WHAT YOU ARE ASKED TO DO >>
Skip every picture, and output exactly the lines starting at the one with "Read this page and output its text content." and running through the last line of the material below.

----------------------------------------

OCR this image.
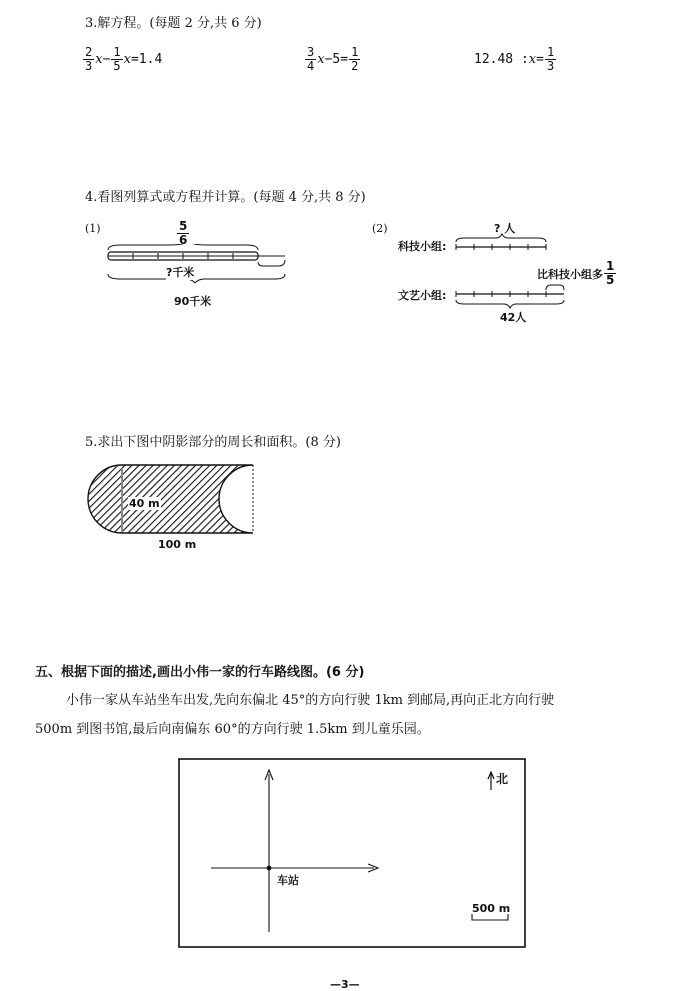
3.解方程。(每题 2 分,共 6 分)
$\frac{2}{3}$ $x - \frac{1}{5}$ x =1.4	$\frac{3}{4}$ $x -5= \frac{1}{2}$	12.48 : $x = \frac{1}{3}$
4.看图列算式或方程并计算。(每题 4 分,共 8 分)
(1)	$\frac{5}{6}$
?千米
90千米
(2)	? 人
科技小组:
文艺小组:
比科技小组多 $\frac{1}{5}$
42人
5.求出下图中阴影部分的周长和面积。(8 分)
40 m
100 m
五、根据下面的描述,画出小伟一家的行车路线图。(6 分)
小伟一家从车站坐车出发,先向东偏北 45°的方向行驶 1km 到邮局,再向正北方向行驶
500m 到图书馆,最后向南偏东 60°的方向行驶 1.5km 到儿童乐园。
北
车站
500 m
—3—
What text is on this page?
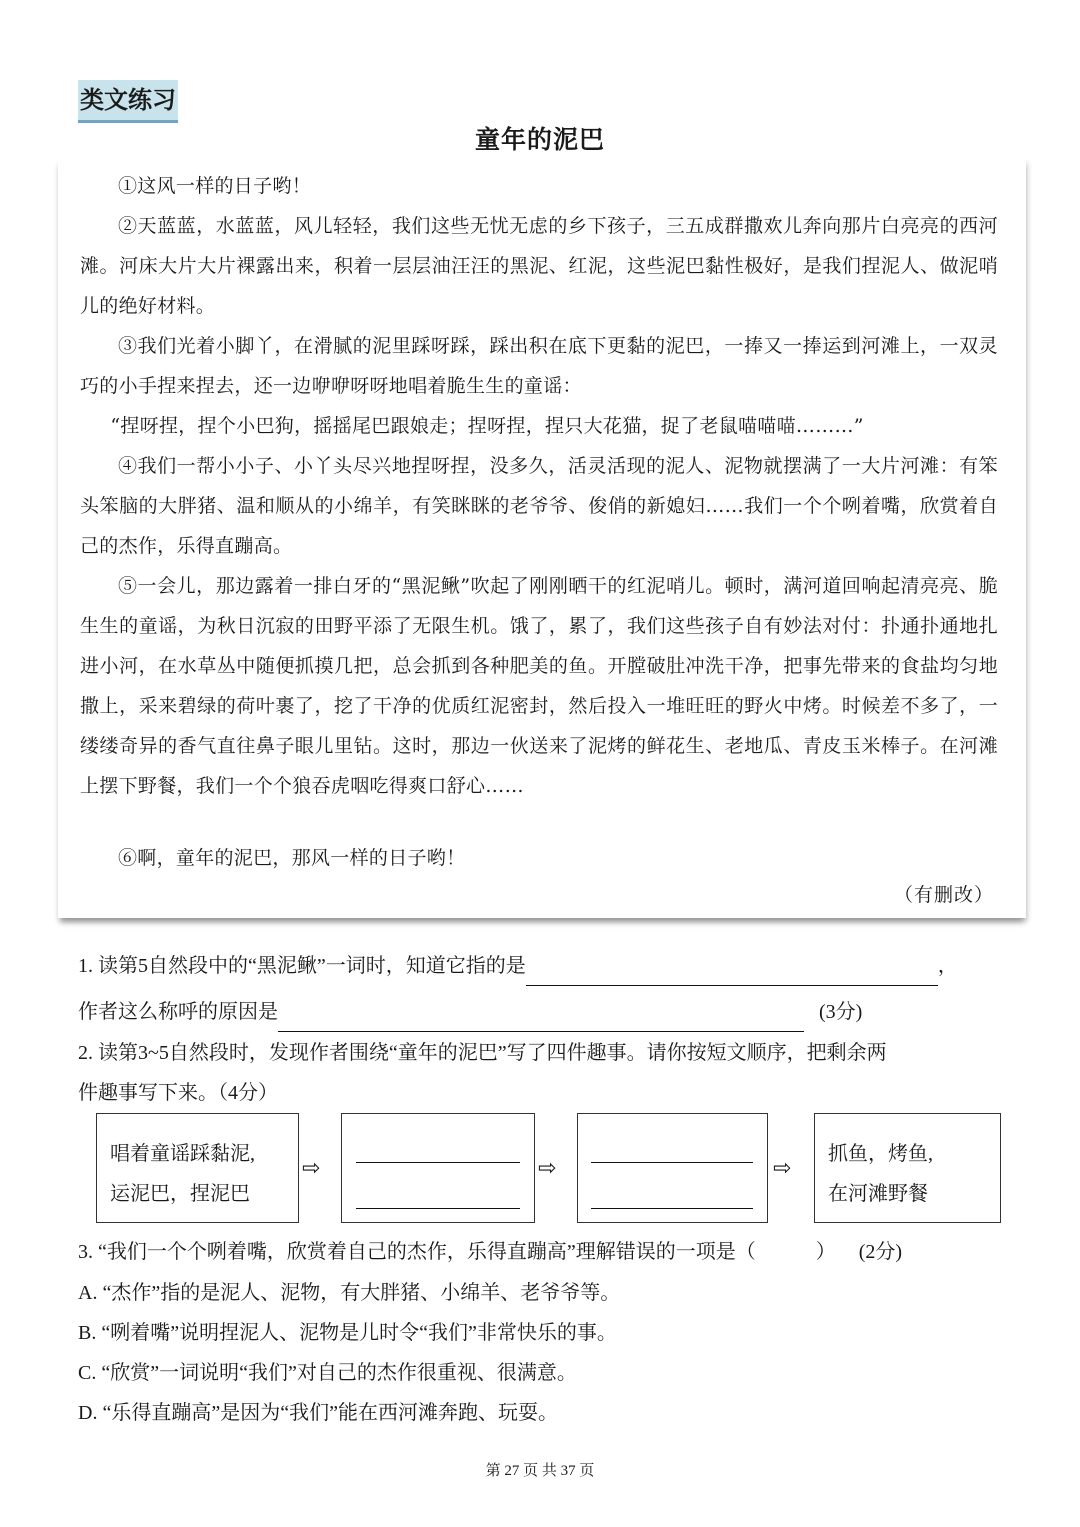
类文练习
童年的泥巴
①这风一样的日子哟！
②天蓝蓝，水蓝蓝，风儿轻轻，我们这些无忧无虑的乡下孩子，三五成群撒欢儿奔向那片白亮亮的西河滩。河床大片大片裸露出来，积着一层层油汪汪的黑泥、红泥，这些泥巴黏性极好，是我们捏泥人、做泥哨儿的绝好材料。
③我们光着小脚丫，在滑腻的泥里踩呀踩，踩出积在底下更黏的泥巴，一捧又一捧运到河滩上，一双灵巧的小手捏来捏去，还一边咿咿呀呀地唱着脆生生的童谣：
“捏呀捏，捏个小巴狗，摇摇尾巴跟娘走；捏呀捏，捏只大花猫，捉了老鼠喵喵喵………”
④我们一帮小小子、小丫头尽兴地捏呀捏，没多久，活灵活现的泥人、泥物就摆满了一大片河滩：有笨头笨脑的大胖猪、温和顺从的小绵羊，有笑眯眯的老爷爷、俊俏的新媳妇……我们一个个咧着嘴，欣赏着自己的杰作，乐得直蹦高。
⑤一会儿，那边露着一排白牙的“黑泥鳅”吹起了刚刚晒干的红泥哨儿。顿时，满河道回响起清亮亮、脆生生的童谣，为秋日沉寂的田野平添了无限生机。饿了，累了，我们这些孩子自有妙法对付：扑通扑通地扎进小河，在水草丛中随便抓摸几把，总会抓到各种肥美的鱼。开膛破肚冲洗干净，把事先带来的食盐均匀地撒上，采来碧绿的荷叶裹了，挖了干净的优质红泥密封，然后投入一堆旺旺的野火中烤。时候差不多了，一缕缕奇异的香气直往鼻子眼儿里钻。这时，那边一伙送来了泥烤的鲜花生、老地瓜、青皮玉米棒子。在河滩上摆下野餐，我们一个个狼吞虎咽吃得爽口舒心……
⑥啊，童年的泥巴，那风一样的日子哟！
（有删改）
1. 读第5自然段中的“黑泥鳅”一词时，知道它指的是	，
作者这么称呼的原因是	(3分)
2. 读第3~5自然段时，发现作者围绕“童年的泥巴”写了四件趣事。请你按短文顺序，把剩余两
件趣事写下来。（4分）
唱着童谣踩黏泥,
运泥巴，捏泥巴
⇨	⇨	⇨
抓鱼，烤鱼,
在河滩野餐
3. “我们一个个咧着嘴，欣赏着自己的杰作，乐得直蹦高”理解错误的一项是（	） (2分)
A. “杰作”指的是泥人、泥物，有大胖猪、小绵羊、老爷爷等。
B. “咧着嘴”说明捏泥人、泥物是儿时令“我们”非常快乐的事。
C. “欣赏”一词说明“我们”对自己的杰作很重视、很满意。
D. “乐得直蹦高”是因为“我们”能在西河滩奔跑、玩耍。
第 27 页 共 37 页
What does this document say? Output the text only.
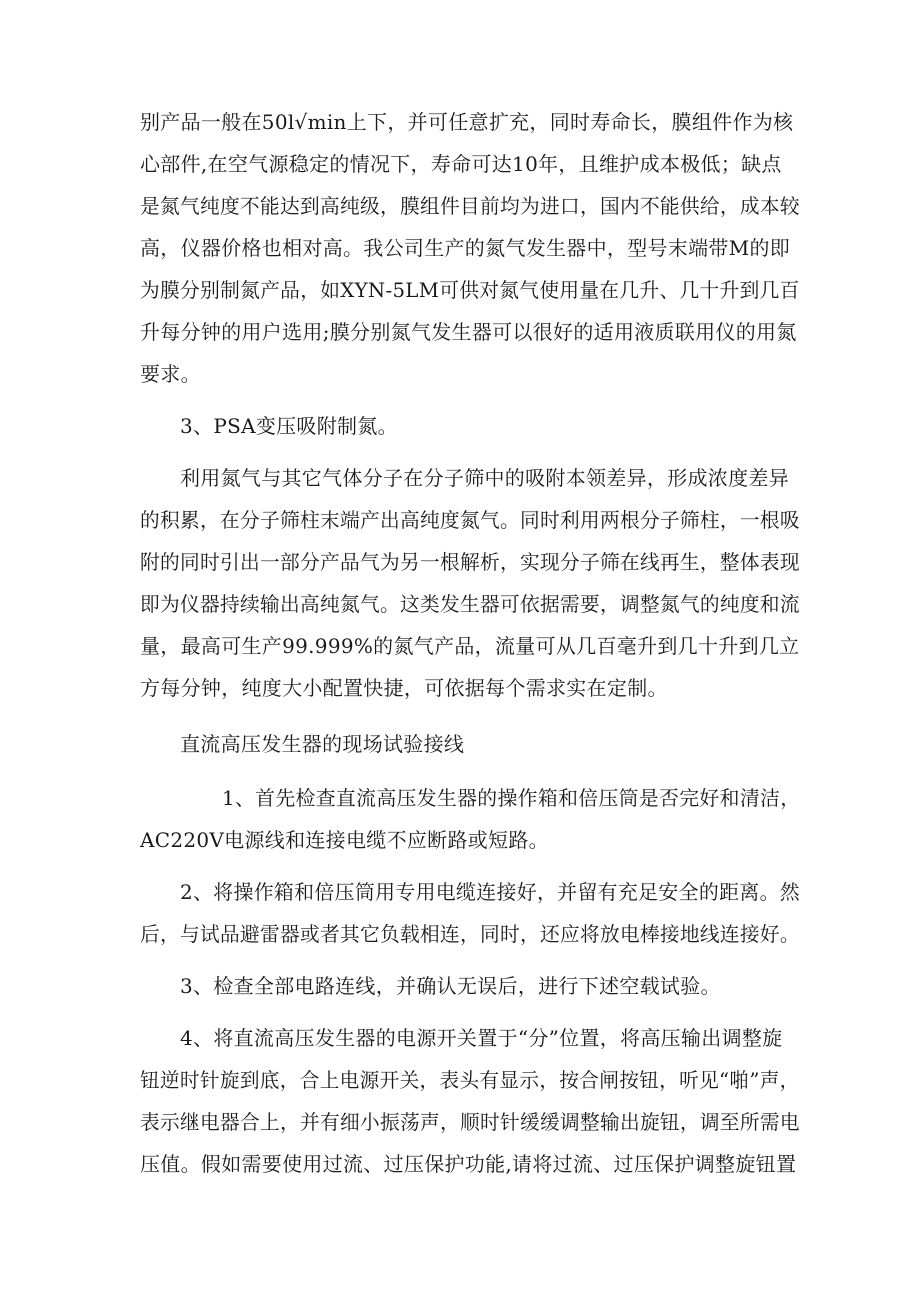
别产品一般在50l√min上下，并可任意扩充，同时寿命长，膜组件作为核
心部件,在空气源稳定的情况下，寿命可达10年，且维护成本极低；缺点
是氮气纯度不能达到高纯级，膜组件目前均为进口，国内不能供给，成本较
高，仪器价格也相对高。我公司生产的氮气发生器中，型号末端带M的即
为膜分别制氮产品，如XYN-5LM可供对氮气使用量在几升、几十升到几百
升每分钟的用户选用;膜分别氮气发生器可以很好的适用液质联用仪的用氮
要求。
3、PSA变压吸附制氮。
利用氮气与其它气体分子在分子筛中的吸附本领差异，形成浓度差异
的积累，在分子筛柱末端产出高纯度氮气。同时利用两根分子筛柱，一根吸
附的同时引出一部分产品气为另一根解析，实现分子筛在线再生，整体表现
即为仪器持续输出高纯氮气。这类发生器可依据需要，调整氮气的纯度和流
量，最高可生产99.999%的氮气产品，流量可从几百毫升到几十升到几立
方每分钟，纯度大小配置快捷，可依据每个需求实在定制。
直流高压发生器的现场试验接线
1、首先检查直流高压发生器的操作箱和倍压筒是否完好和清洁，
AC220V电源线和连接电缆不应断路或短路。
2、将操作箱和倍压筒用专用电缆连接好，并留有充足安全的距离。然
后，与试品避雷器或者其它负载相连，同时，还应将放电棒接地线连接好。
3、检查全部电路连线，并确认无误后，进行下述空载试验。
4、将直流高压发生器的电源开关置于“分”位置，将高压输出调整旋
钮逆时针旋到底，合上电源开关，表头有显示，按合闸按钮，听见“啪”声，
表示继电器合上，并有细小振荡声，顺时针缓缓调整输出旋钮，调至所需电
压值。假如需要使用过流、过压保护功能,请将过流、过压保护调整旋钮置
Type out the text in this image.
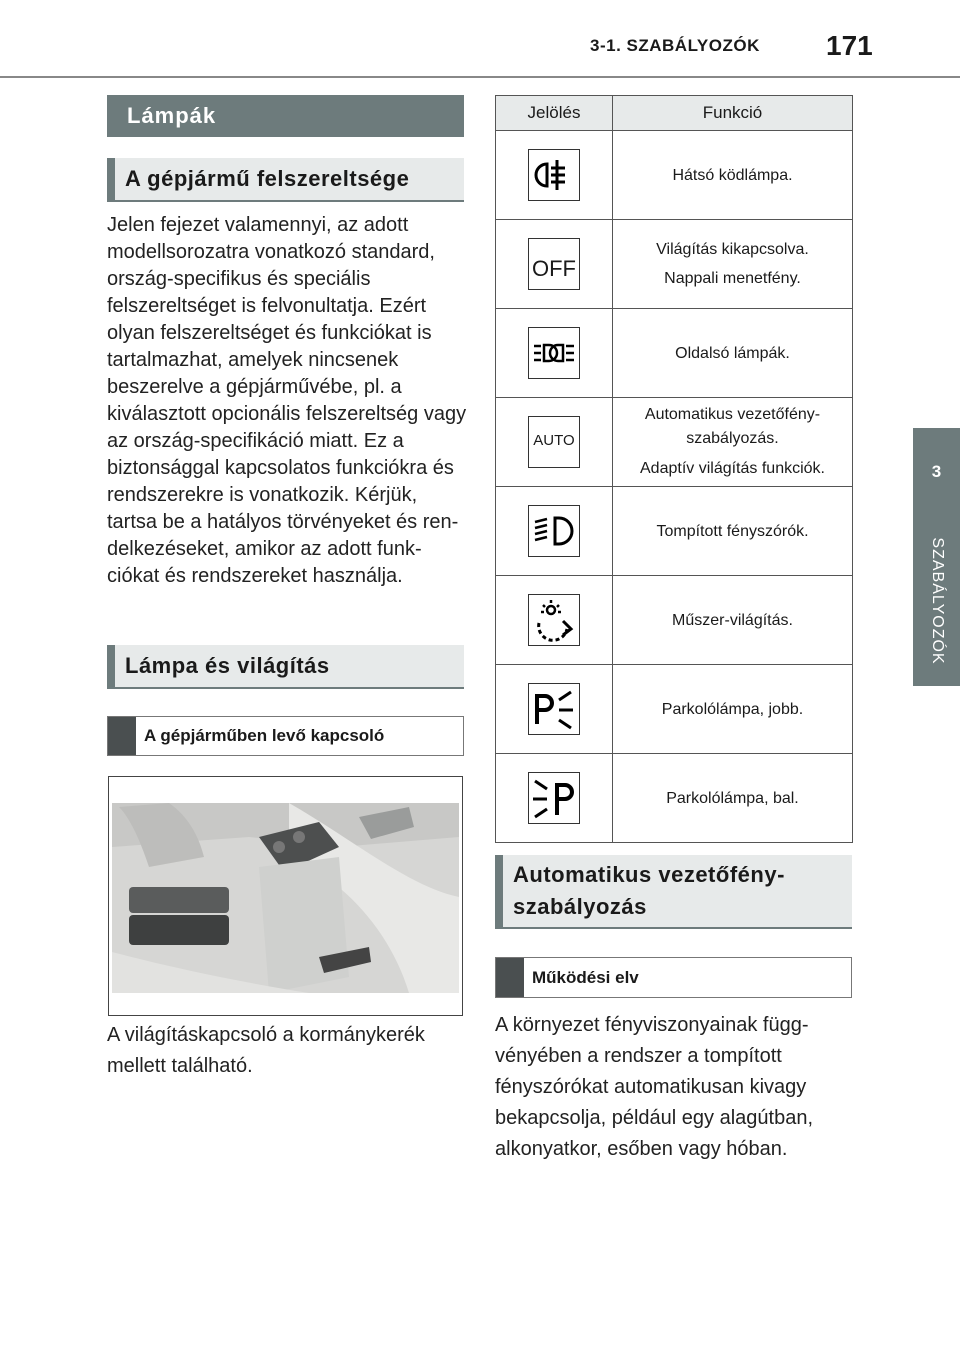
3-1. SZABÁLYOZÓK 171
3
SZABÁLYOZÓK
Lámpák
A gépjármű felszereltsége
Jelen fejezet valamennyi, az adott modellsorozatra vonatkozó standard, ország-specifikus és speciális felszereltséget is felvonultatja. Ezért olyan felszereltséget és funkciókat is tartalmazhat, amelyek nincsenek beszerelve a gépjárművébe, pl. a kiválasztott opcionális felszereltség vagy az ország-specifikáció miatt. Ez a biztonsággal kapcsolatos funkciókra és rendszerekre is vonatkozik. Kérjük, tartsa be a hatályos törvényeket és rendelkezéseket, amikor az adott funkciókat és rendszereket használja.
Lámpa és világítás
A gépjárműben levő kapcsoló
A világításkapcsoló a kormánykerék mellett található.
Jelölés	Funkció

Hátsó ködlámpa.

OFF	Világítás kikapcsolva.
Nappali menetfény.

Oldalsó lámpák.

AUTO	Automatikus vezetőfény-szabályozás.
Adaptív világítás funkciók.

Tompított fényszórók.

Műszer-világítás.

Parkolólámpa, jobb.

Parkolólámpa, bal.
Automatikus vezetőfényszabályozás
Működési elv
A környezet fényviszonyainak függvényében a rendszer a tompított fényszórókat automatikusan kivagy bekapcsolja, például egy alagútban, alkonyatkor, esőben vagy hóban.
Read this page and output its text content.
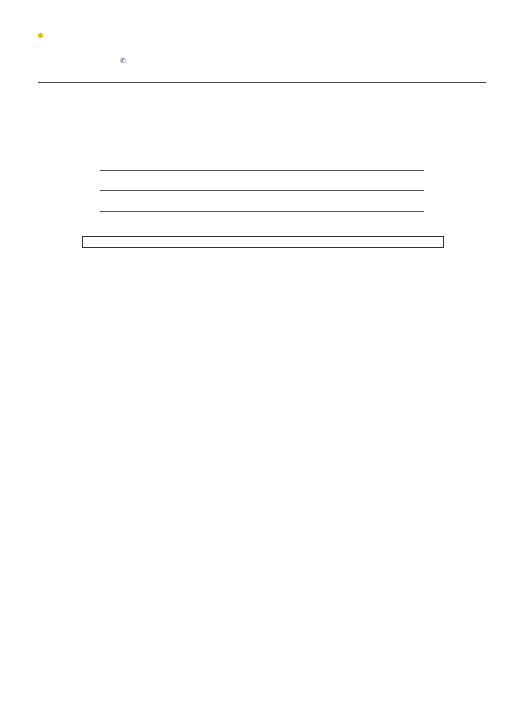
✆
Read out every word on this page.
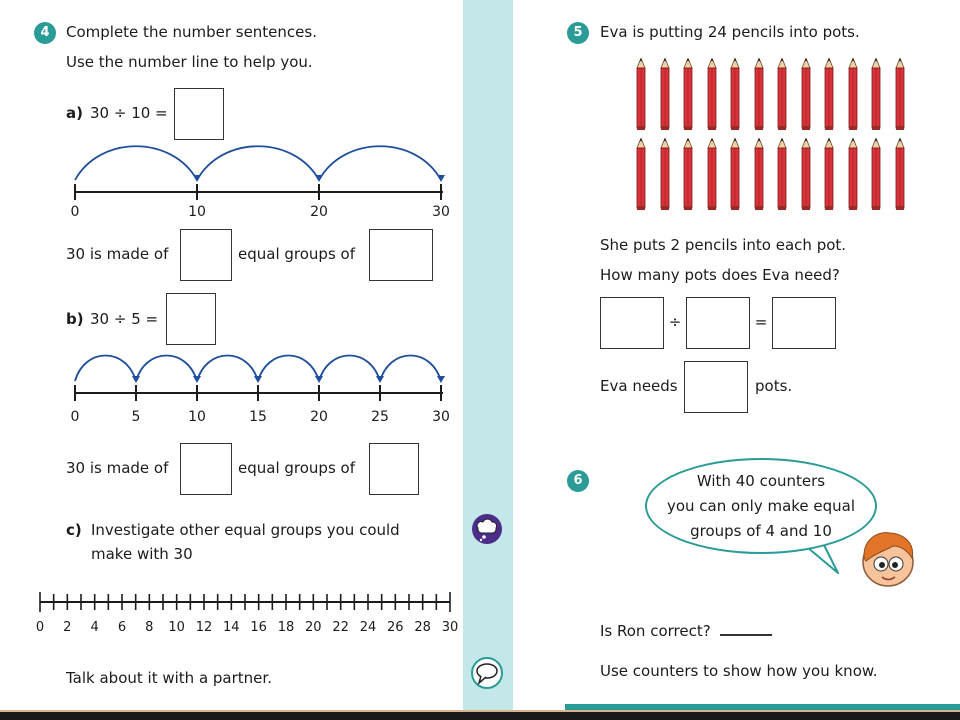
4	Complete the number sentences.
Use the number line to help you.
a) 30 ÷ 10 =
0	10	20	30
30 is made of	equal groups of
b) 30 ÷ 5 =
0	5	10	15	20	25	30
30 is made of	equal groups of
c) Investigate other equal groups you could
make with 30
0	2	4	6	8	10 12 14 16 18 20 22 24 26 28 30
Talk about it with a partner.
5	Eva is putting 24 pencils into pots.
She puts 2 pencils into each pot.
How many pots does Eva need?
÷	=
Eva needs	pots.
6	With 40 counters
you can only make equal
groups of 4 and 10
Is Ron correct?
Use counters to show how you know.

----------------------------------------

EXERCISE OUTPUT >>
Read this page and output its text content.
✆
Read out every word on this page.
4	Complete the number sentences.
Use the number line to help you.
a) 30 ÷ 10 =
0	10	20	30
30 is made of	equal groups of
b) 30 ÷ 5 =
0	5	10	15	20	25	30
30 is made of	equal groups of
c) Investigate other equal groups you could
make with 30
0	2	4	6	8	10 12 14 16 18 20 22 24 26 28 30
Talk about it with a partner.
5	Eva is putting 24 pencils into pots.
She puts 2 pencils into each pot.
How many pots does Eva need?
÷	=
Eva needs	pots.
6	With 40 counters
you can only make equal
groups of 4 and 10
Is Ron correct?
Use counters to show how you know.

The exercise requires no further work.